## PROMPT
Write out the full listing exactly as given, minus the images.

(Records from a data source)
-.-.-

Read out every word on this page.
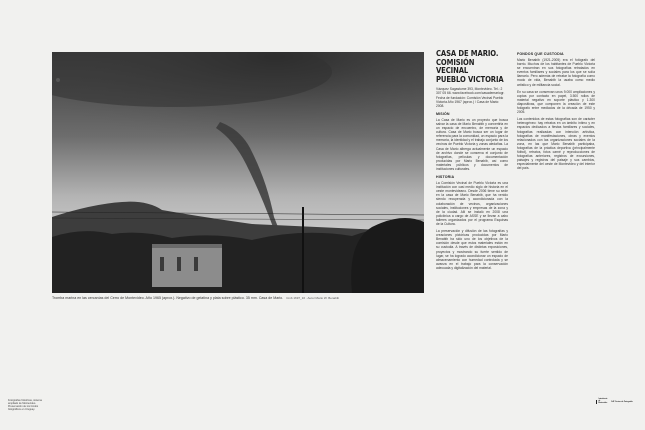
Tromba marina en las cercanías del Cerro de Montevideo. Año 1965 (aprox.). Negativo de gelatina y plata sobre plástico. 35 mm. Casa de Mario. Cmb 1697_16 · Autor Mario W. Benabib
CASA DE MARIO.
COMISIÓN VECINAL
PUEBLO VICTORIA

Vázquez Sagastume 393, Montevideo. Tel.: 2 307 05 66. www.facebook.com/casademariogr. Fecha de fundación: Comisión Vecinal Pueblo Victoria Año 1967 (aprox.) / Casa de Mario: 2008.

MISIÓN

La Casa de Mario es un proyecto que busca salvar la casa de Mario Benabib y convertirla en un espacio de encuentro, de memoria y de cultura. Casa de Mario busca ser un lugar de referencia para la comunidad, un espacio para la memoria, la identidad y el trabajo conjunto de los vecinos de Pueblo Victoria y zonas aledañas. La Casa de Mario alberga actualmente un espacio de archivo donde se conserva el conjunto de fotografías, películas y documentación producidas por Mario Benabib, así como materiales públicos y documentos de instituciones culturales.

HISTORIA

La Comisión Vecinal de Pueblo Victoria es una institución con casi medio siglo de historia en el oeste montevideano. Desde 2006 tiene su sede en la casa de Mario Benabib, que ha venido siendo recuperada y acondicionada con la colaboración de vecinos, organizaciones sociales, instituciones y empresas de la zona y de la ciudad. Allí se instaló en 2008 una policlínica a cargo de ASSE y se llevan a cabo talleres organizados por el programa Esquinas de la Cultura.

La preservación y difusión de las fotografías y creaciones pictóricas producidas por Mario Benabib ha sido uno de los objetivos de la comisión desde que estos materiales están en su custodia. A través de distintas exposiciones, proyectos y mostrando su fuerte sentido de lugar, se ha logrado acondicionar un espacio de almacenamiento con humedad controlada y se avanza en el trabajo para la conservación adecuada y digitalización del material.

FONDOS QUE CUSTODIA

Mario Benabib (1921-2005) era el fotógrafo del barrio. Muchos de los habitantes de Pueblo Victoria se encuentran en sus fotografías retratados en eventos familiares y sociales para los que se solía llamarlo. Pero además de retratar la fotografía como modo de vida, Benabib la usaba como medio artístico y de militancia social.

En su casa se conservan unos 9.000 ampliaciones y copias por contacto en papel, 3.500 rollos de material negativo en soporte plástico y 1.300 diapositivas, que componen la creación de este fotógrafo entre mediados de la década de 1950 y 2005.

Los contenidos de estas fotografías son de carácter heterogéneo: hay retratos en un ámbito íntimo y en espacios dedicados a fiestas familiares y sociales, fotografías realizadas con intención artística, fotografías de manifestaciones, obras y eventos relacionados con las organizaciones sociales de la zona, en las que Mario Benabib participaba, fotografías de la práctica deportiva (principalmente fútbol), retratos, fotos carné y reproducciones de fotografías anteriores, registros de excursiones, paisajes y registros del paisaje y sus cambios, especialmente del oeste de Montevideo y del interior del país.

Fotografías históricas, sistema ampliado de Montevideo. Preservación de los fondos fotográficos en Uruguay.
Intendencia de Montevideo
CdF Centro de Fotografía
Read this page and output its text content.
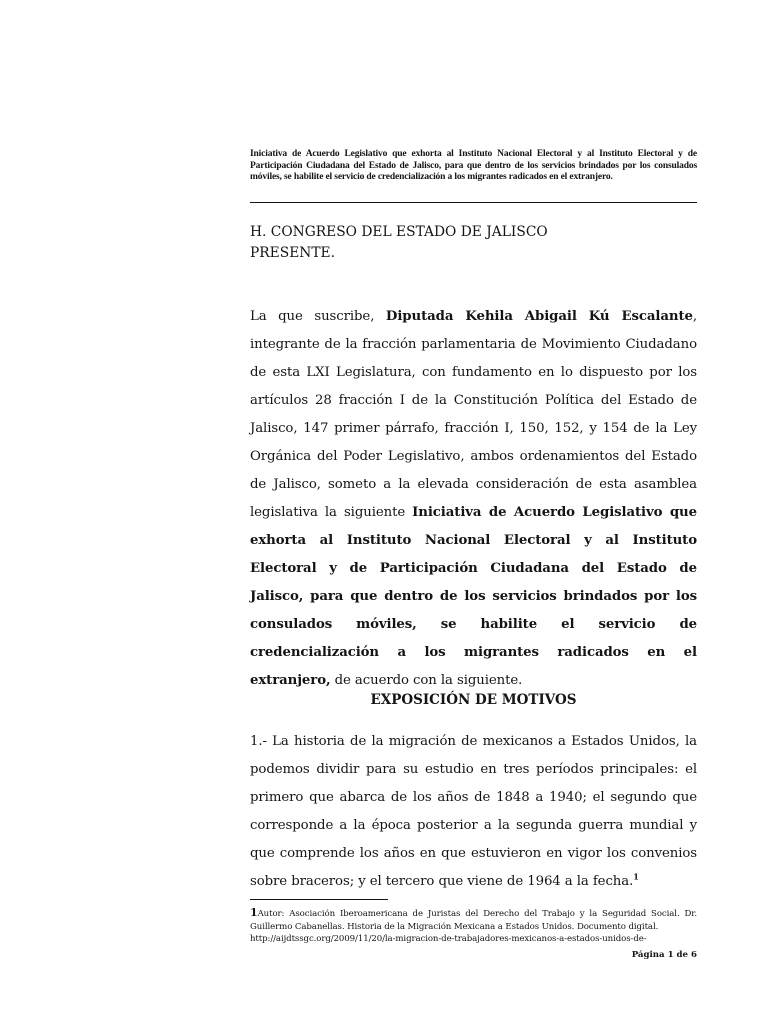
Iniciativa de Acuerdo Legislativo que exhorta al Instituto Nacional Electoral y al Instituto Electoral y de Participación Ciudadana del Estado de Jalisco, para que dentro de los servicios brindados por los consulados móviles, se habilite el servicio de credencialización a los migrantes radicados en el extranjero.
H. CONGRESO DEL ESTADO DE JALISCO
PRESENTE.
La que suscribe, Diputada Kehila Abigail Kú Escalante, integrante de la fracción parlamentaria de Movimiento Ciudadano de esta LXI Legislatura, con fundamento en lo dispuesto por los artículos 28 fracción I de la Constitución Política del Estado de Jalisco, 147 primer párrafo, fracción I, 150, 152, y 154 de la Ley Orgánica del Poder Legislativo, ambos ordenamientos del Estado de Jalisco, someto a la elevada consideración de esta asamblea legislativa la siguiente Iniciativa de Acuerdo Legislativo que exhorta al Instituto Nacional Electoral y al Instituto Electoral y de Participación Ciudadana del Estado de Jalisco, para que dentro de los servicios brindados por los consulados móviles, se habilite el servicio de credencialización a los migrantes radicados en el extranjero, de acuerdo con la siguiente.
EXPOSICIÓN DE MOTIVOS
1.- La historia de la migración de mexicanos a Estados Unidos, la podemos dividir para su estudio en tres períodos principales: el primero que abarca de los años de 1848 a 1940; el segundo que corresponde a la época posterior a la segunda guerra mundial y que comprende los años en que estuvieron en vigor los convenios sobre braceros; y el tercero que viene de 1964 a la fecha.$^1$
1Autor: Asociación Iberoamericana de Juristas del Derecho del Trabajo y la Seguridad Social. Dr. Guillermo Cabanellas. Historia de la Migración Mexicana a Estados Unidos. Documento digital.
http://aijdtssgc.org/2009/11/20/la-migracion-de-trabajadores-mexicanos-a-estados-unidos-de-
Página 1 de 6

-.-.-

## ANSWER TO THIS PROBLEM
Read out every word on this page.
Tromba marina en las cercanías del Cerro de Montevideo. Año 1965 (aprox.). Negativo de gelatina y plata sobre plástico. 35 mm. Casa de Mario. Cmb 1697_16 · Autor Mario W. Benabib
CASA DE MARIO.
COMISIÓN VECINAL
PUEBLO VICTORIA

Vázquez Sagastume 393, Montevideo. Tel.: 2 307 05 66. www.facebook.com/casademariogr. Fecha de fundación: Comisión Vecinal Pueblo Victoria Año 1967 (aprox.) / Casa de Mario: 2008.

MISIÓN

La Casa de Mario es un proyecto que busca salvar la casa de Mario Benabib y convertirla en un espacio de encuentro, de memoria y de cultura. Casa de Mario busca ser un lugar de referencia para la comunidad, un espacio para la memoria, la identidad y el trabajo conjunto de los vecinos de Pueblo Victoria y zonas aledañas. La Casa de Mario alberga actualmente un espacio de archivo donde se conserva el conjunto de fotografías, películas y documentación producidas por Mario Benabib, así como materiales públicos y documentos de instituciones culturales.

HISTORIA

La Comisión Vecinal de Pueblo Victoria es una institución con casi medio siglo de historia en el oeste montevideano. Desde 2006 tiene su sede en la casa de Mario Benabib, que ha venido siendo recuperada y acondicionada con la colaboración de vecinos, organizaciones sociales, instituciones y empresas de la zona y de la ciudad. Allí se instaló en 2008 una policlínica a cargo de ASSE y se llevan a cabo talleres organizados por el programa Esquinas de la Cultura.

La preservación y difusión de las fotografías y creaciones pictóricas producidas por Mario Benabib ha sido uno de los objetivos de la comisión desde que estos materiales están en su custodia. A través de distintas exposiciones, proyectos y mostrando su fuerte sentido de lugar, se ha logrado acondicionar un espacio de almacenamiento con humedad controlada y se avanza en el trabajo para la conservación adecuada y digitalización del material.

FONDOS QUE CUSTODIA

Mario Benabib (1921-2005) era el fotógrafo del barrio. Muchos de los habitantes de Pueblo Victoria se encuentran en sus fotografías retratados en eventos familiares y sociales para los que se solía llamarlo. Pero además de retratar la fotografía como modo de vida, Benabib la usaba como medio artístico y de militancia social.

En su casa se conservan unos 9.000 ampliaciones y copias por contacto en papel, 3.500 rollos de material negativo en soporte plástico y 1.300 diapositivas, que componen la creación de este fotógrafo entre mediados de la década de 1950 y 2005.

Los contenidos de estas fotografías son de carácter heterogéneo: hay retratos en un ámbito íntimo y en espacios dedicados a fiestas familiares y sociales, fotografías realizadas con intención artística, fotografías de manifestaciones, obras y eventos relacionados con las organizaciones sociales de la zona, en las que Mario Benabib participaba, fotografías de la práctica deportiva (principalmente fútbol), retratos, fotos carné y reproducciones de fotografías anteriores, registros de excursiones, paisajes y registros del paisaje y sus cambios, especialmente del oeste de Montevideo y del interior del país.

Fotografías históricas, sistema ampliado de Montevideo. Preservación de los fondos fotográficos en Uruguay.
Intendencia de Montevideo
CdF Centro de Fotografía
Read this page and output its text content.
Iniciativa de Acuerdo Legislativo que exhorta al Instituto Nacional Electoral y al Instituto Electoral y de Participación Ciudadana del Estado de Jalisco, para que dentro de los servicios brindados por los consulados móviles, se habilite el servicio de credencialización a los migrantes radicados en el extranjero.
H. CONGRESO DEL ESTADO DE JALISCO
PRESENTE.
La que suscribe, Diputada Kehila Abigail Kú Escalante, integrante de la fracción parlamentaria de Movimiento Ciudadano de esta LXI Legislatura, con fundamento en lo dispuesto por los artículos 28 fracción I de la Constitución Política del Estado de Jalisco, 147 primer párrafo, fracción I, 150, 152, y 154 de la Ley Orgánica del Poder Legislativo, ambos ordenamientos del Estado de Jalisco, someto a la elevada consideración de esta asamblea legislativa la siguiente Iniciativa de Acuerdo Legislativo que exhorta al Instituto Nacional Electoral y al Instituto Electoral y de Participación Ciudadana del Estado de Jalisco, para que dentro de los servicios brindados por los consulados móviles, se habilite el servicio de credencialización a los migrantes radicados en el extranjero, de acuerdo con la siguiente.
EXPOSICIÓN DE MOTIVOS
1.- La historia de la migración de mexicanos a Estados Unidos, la podemos dividir para su estudio en tres períodos principales: el primero que abarca de los años de 1848 a 1940; el segundo que corresponde a la época posterior a la segunda guerra mundial y que comprende los años en que estuvieron en vigor los convenios sobre braceros; y el tercero que viene de 1964 a la fecha.$^1$
1Autor: Asociación Iberoamericana de Juristas del Derecho del Trabajo y la Seguridad Social. Dr. Guillermo Cabanellas. Historia de la Migración Mexicana a Estados Unidos. Documento digital.
http://aijdtssgc.org/2009/11/20/la-migracion-de-trabajadores-mexicanos-a-estados-unidos-de-
Página 1 de 6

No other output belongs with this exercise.